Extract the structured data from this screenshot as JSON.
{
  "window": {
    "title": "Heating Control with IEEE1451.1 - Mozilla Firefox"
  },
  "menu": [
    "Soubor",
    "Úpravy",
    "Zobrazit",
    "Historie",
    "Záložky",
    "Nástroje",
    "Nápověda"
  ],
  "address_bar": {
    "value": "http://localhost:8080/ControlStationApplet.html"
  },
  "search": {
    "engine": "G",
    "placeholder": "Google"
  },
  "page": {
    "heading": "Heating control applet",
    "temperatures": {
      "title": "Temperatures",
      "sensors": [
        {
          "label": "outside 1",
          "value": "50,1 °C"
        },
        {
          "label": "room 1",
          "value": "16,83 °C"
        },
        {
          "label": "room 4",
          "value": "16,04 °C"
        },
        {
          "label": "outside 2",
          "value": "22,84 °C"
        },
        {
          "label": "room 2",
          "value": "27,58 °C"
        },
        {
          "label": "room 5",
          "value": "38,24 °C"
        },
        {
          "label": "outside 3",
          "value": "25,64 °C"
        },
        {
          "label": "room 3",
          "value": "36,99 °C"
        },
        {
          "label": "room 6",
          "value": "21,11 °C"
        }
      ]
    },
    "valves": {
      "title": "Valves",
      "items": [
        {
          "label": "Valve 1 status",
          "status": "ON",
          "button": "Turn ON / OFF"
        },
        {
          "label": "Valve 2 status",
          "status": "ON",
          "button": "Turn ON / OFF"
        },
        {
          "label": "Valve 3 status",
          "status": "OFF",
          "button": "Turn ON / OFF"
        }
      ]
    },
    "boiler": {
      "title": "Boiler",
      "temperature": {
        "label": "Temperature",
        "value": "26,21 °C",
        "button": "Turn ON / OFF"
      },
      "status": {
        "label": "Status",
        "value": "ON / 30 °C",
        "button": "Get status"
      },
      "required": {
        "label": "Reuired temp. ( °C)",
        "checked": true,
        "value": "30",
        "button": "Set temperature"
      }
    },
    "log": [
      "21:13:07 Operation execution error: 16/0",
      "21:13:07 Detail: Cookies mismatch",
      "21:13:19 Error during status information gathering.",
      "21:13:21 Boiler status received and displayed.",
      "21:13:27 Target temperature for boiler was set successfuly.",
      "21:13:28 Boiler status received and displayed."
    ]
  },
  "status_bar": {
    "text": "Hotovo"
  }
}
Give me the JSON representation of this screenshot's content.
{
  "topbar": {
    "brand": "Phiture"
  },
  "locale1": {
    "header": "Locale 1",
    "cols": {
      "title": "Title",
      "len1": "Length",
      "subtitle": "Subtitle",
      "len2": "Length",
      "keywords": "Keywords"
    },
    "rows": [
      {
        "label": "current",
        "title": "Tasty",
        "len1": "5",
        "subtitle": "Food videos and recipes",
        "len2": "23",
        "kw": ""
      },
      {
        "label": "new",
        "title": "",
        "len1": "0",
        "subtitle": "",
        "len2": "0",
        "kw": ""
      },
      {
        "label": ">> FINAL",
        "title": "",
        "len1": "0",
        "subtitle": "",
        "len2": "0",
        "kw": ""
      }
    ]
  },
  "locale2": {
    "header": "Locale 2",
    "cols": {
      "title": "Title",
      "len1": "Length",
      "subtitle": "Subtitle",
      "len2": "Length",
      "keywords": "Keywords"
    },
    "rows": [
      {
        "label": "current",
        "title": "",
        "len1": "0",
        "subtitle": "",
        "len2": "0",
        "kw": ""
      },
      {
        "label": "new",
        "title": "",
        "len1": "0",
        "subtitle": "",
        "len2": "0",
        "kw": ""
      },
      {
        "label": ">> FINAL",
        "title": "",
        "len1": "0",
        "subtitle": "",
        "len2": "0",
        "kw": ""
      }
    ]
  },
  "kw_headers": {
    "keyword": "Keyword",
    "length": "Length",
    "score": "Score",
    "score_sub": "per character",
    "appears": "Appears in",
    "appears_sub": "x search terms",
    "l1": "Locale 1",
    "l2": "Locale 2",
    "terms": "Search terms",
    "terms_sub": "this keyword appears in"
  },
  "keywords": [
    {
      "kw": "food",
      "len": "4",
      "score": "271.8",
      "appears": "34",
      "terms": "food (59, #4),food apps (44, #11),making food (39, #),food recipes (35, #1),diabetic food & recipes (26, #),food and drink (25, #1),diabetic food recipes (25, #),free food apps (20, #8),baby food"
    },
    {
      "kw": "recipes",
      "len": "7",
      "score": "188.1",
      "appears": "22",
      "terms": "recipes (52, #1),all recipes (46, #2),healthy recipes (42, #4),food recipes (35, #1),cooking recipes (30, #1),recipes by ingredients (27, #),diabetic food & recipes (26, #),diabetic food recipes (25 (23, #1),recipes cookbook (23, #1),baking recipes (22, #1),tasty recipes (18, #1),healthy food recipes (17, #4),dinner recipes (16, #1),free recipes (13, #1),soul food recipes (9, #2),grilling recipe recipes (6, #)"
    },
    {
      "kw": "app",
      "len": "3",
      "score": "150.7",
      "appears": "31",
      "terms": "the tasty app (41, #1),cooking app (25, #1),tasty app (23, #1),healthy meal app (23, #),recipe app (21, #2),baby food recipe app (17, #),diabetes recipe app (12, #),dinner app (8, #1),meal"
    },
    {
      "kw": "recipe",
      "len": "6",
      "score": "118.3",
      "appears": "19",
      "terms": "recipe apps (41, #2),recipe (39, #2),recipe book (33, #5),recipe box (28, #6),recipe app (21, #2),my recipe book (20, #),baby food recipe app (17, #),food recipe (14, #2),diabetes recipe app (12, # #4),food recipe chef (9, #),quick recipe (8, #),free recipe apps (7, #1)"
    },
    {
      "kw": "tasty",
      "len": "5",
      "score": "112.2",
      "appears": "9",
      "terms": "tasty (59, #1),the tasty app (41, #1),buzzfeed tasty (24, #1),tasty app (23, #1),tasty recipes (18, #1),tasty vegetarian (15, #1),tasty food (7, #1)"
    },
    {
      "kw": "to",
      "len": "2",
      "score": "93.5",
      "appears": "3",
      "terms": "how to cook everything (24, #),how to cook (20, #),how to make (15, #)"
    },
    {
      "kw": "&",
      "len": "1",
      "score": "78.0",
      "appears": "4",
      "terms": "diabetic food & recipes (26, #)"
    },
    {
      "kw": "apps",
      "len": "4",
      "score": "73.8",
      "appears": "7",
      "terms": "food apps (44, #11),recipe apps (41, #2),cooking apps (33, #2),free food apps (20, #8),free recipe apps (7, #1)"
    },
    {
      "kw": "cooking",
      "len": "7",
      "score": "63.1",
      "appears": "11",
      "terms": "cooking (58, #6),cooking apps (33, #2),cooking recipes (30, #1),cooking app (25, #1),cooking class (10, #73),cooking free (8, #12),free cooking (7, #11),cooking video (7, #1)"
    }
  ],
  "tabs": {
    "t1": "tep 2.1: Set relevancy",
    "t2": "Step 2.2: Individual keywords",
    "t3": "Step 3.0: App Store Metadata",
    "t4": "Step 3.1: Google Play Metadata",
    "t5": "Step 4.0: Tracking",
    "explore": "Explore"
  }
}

****

### Written instruction:
Where a line holds "displayed", copy it out.

### Full output:
      "21:13:21 Boiler status received and displayed.",
      "21:13:28 Boiler status received and displayed."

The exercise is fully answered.